━━━ Provided entries

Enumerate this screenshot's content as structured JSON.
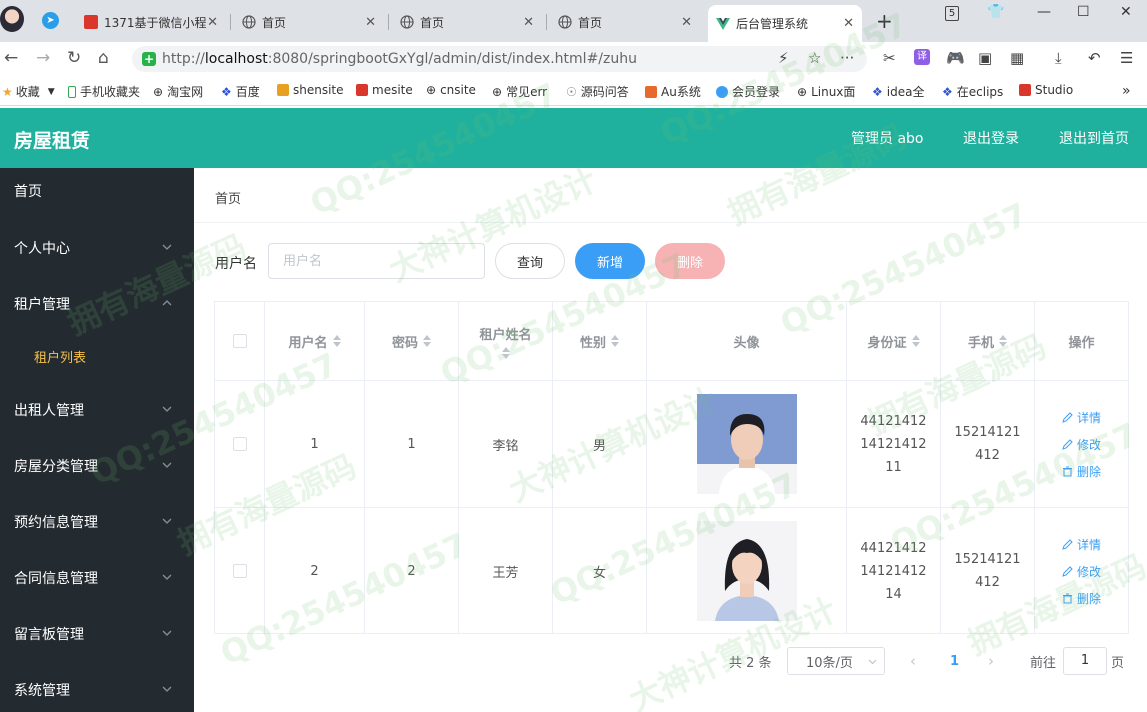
{
  "browser": {
    "tabs": [
      {
        "title": "1371基于微信小程"
      },
      {
        "title": "首页"
      },
      {
        "title": "首页"
      },
      {
        "title": "首页"
      },
      {
        "title": "后台管理系统"
      }
    ],
    "url_prefix": "http://",
    "url_host": "localhost",
    "url_rest": ":8080/springbootGxYgl/admin/dist/index.html#/zuhu",
    "bookmarks": [
      "收藏",
      "手机收藏夹",
      "淘宝网",
      "百度",
      "shensite",
      "mesite",
      "cnsite",
      "常见err",
      "源码问答",
      "Au系统",
      "会员登录",
      "Linux面",
      "idea全",
      "在eclips",
      "Studio"
    ],
    "win_badge": "5"
  },
  "header": {
    "title": "房屋租赁",
    "admin": "管理员 abo",
    "logout": "退出登录",
    "to_home": "退出到首页"
  },
  "sidebar": {
    "items": [
      {
        "label": "首页"
      },
      {
        "label": "个人中心"
      },
      {
        "label": "租户管理"
      },
      {
        "label": "出租人管理"
      },
      {
        "label": "房屋分类管理"
      },
      {
        "label": "预约信息管理"
      },
      {
        "label": "合同信息管理"
      },
      {
        "label": "留言板管理"
      },
      {
        "label": "系统管理"
      }
    ],
    "sub_item": "租户列表"
  },
  "breadcrumb": "首页",
  "search": {
    "label": "用户名",
    "placeholder": "用户名",
    "query": "查询",
    "add": "新增",
    "delete": "删除"
  },
  "table": {
    "headers": {
      "username": "用户名",
      "password": "密码",
      "name": "租户姓名",
      "gender": "性别",
      "avatar": "头像",
      "id_card": "身份证",
      "phone": "手机",
      "actions": "操作"
    },
    "rows": [
      {
        "username": "1",
        "password": "1",
        "name": "李铭",
        "gender": "男",
        "id_card": "441214121412141211",
        "phone": "15214121412"
      },
      {
        "username": "2",
        "password": "2",
        "name": "王芳",
        "gender": "女",
        "id_card": "441214121412141214",
        "phone": "15214121412"
      }
    ],
    "actions": {
      "detail": "详情",
      "edit": "修改",
      "delete": "删除"
    }
  },
  "pagination": {
    "total": "共 2 条",
    "page_size": "10条/页",
    "current": "1",
    "goto": "前往",
    "goto_value": "1",
    "page_suffix": "页"
  },
  "watermark": {
    "qq": "QQ:254540457",
    "t1": "大神计算机设计",
    "t2": "拥有海量源码"
  },
  "colors": {
    "header": "#1fb19e",
    "sidebar": "#232a30",
    "active_sub": "#f7c14a",
    "primary": "#3a9ef6",
    "danger_light": "#f7b2b4"
  }
}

━━━━━━

#### [Stated goal]
Above are the records. Identify each line that contains the word "admin".

#### [Result]
    "url_rest": ":8080/springbootGxYgl/admin/dist/index.html#/zuhu",
    "admin": "管理员 abo",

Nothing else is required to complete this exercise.